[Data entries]
----------

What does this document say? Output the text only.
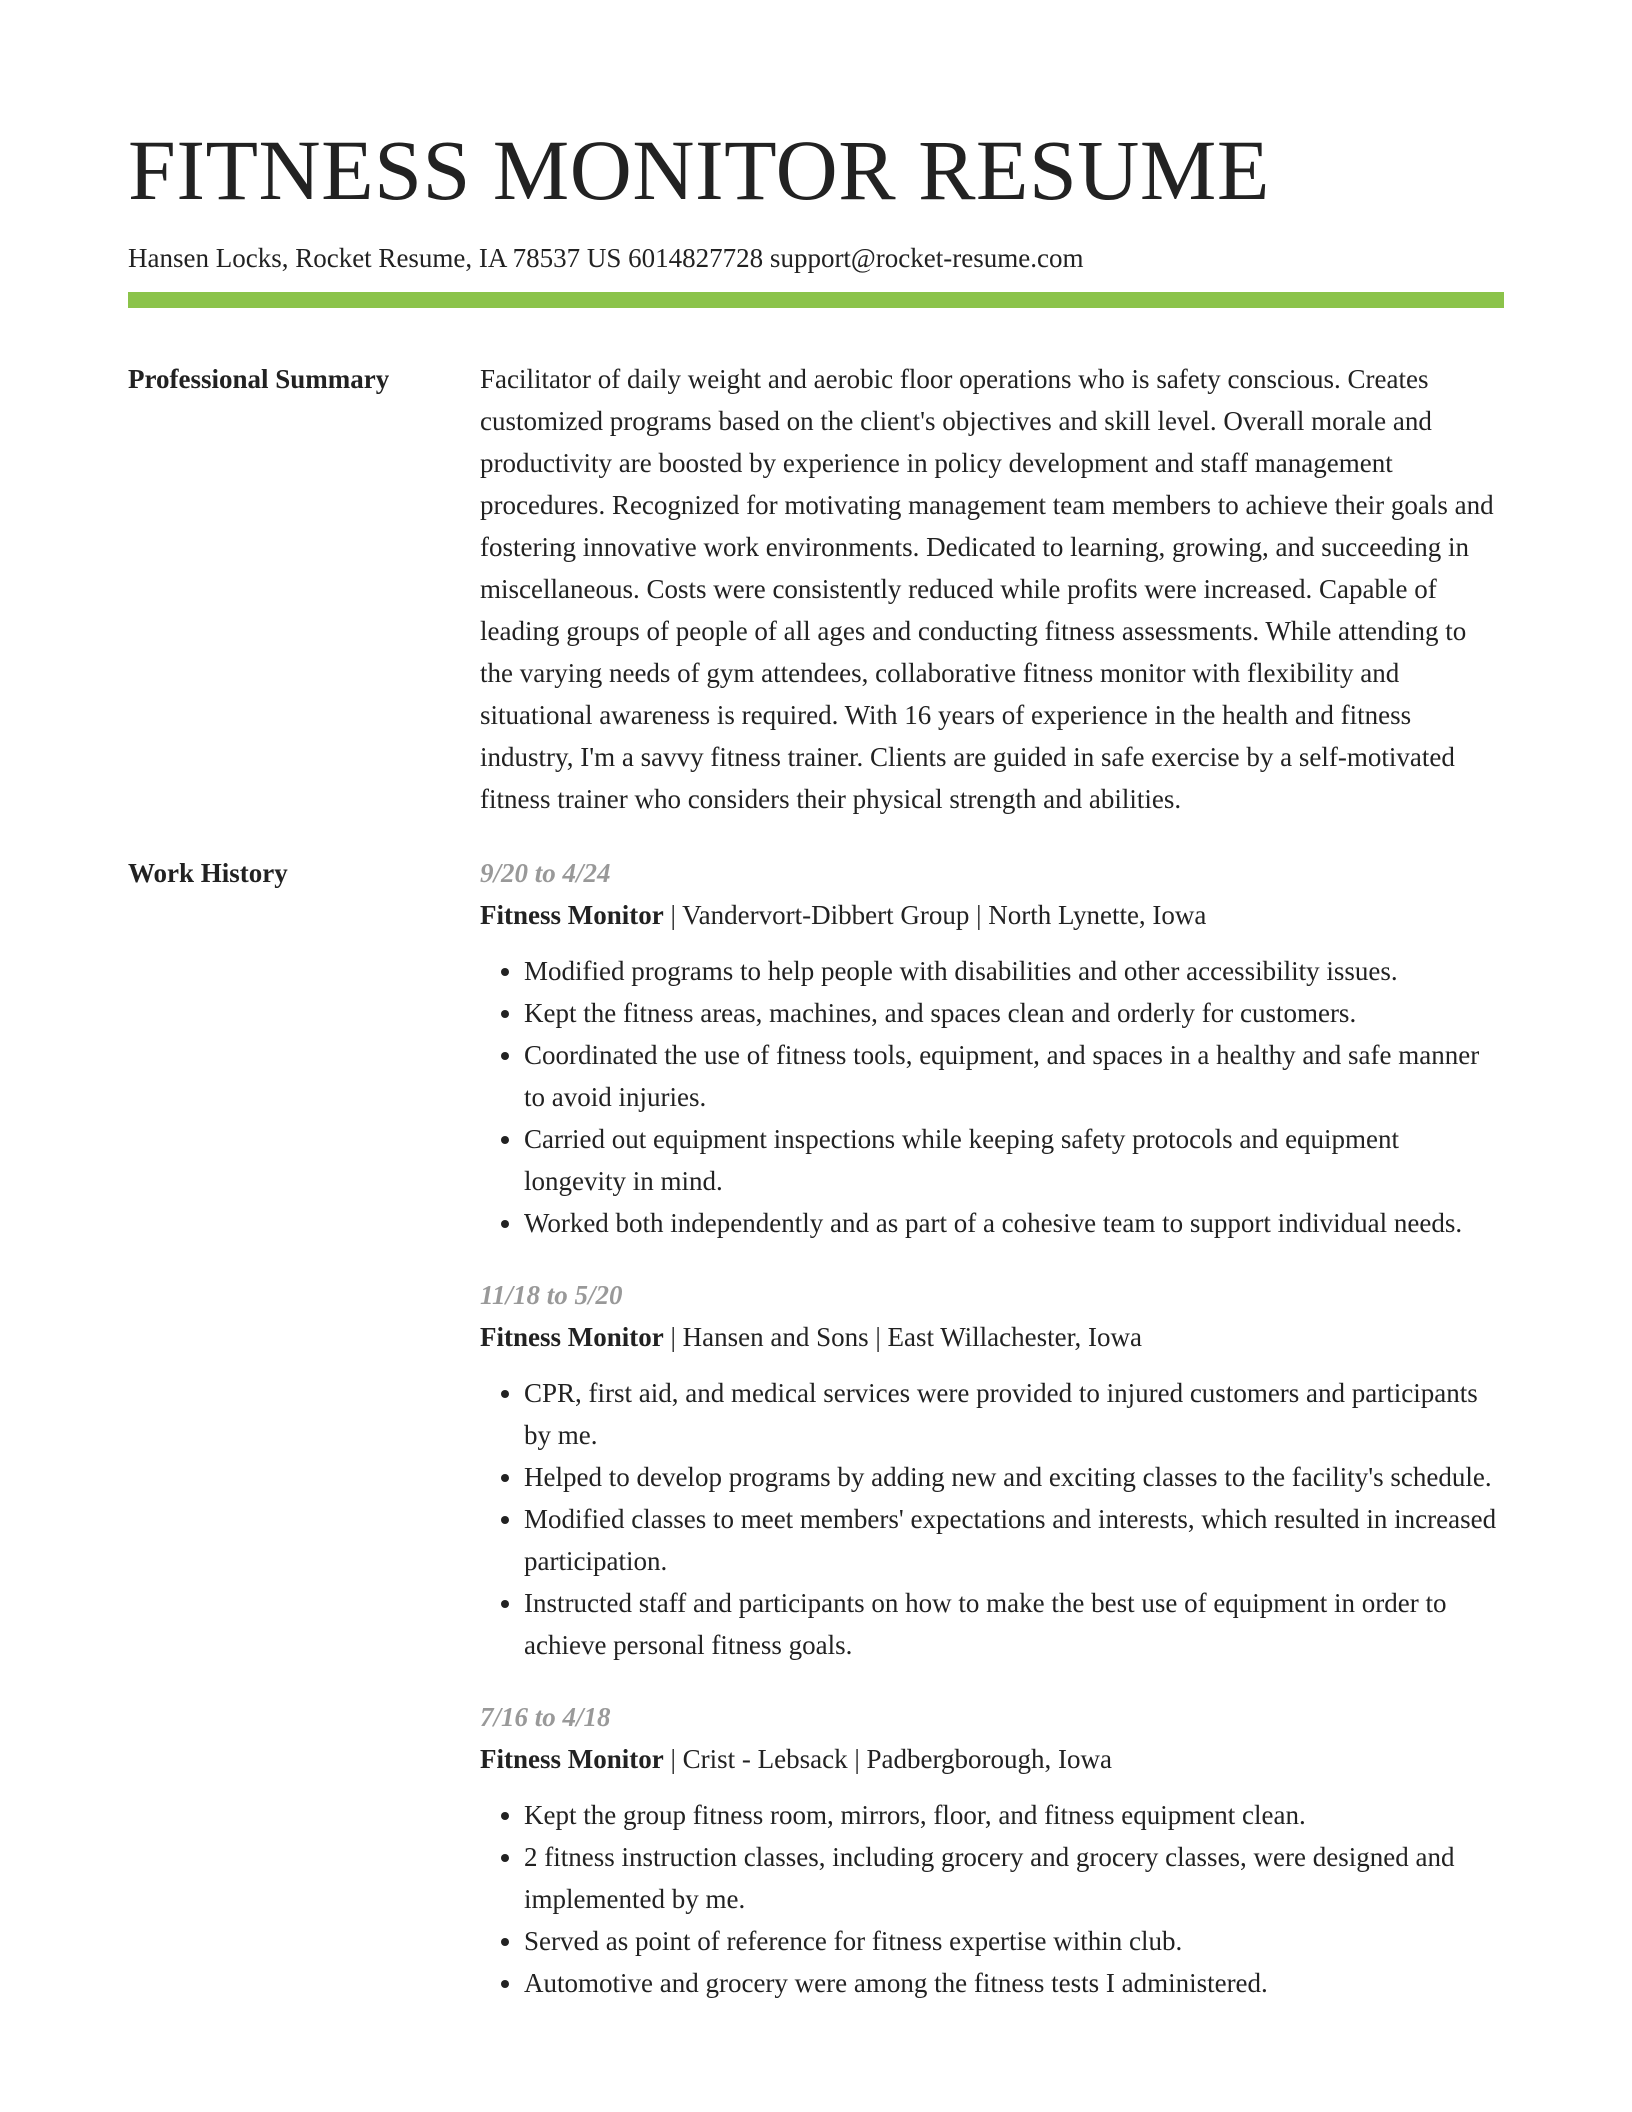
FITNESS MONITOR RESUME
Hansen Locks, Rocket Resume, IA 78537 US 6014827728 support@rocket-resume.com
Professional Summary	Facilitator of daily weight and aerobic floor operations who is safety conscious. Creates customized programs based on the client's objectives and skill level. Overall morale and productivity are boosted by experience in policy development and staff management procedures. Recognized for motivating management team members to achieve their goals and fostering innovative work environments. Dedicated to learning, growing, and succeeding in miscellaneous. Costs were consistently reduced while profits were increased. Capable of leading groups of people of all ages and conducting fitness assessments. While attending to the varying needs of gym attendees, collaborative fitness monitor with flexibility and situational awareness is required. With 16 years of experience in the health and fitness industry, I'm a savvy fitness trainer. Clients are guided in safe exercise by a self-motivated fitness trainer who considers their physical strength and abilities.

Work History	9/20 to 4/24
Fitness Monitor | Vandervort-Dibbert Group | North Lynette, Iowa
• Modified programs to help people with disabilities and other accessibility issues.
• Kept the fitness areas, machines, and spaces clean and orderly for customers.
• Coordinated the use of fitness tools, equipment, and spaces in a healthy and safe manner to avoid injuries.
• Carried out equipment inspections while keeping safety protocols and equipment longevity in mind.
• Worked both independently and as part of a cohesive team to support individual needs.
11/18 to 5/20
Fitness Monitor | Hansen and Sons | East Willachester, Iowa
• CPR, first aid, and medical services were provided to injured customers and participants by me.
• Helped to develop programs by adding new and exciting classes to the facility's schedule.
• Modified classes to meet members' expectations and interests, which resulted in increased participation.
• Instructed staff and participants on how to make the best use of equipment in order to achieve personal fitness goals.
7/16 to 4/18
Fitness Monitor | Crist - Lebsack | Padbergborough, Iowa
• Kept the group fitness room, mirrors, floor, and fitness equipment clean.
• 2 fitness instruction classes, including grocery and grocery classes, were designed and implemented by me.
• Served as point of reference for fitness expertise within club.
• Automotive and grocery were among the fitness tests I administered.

----------

Problem to work on:
Wherever "clean" shows up in a line, copy that line.

Completed exercise:
• Kept the fitness areas, machines, and spaces clean and orderly for customers.
• Kept the group fitness room, mirrors, floor, and fitness equipment clean.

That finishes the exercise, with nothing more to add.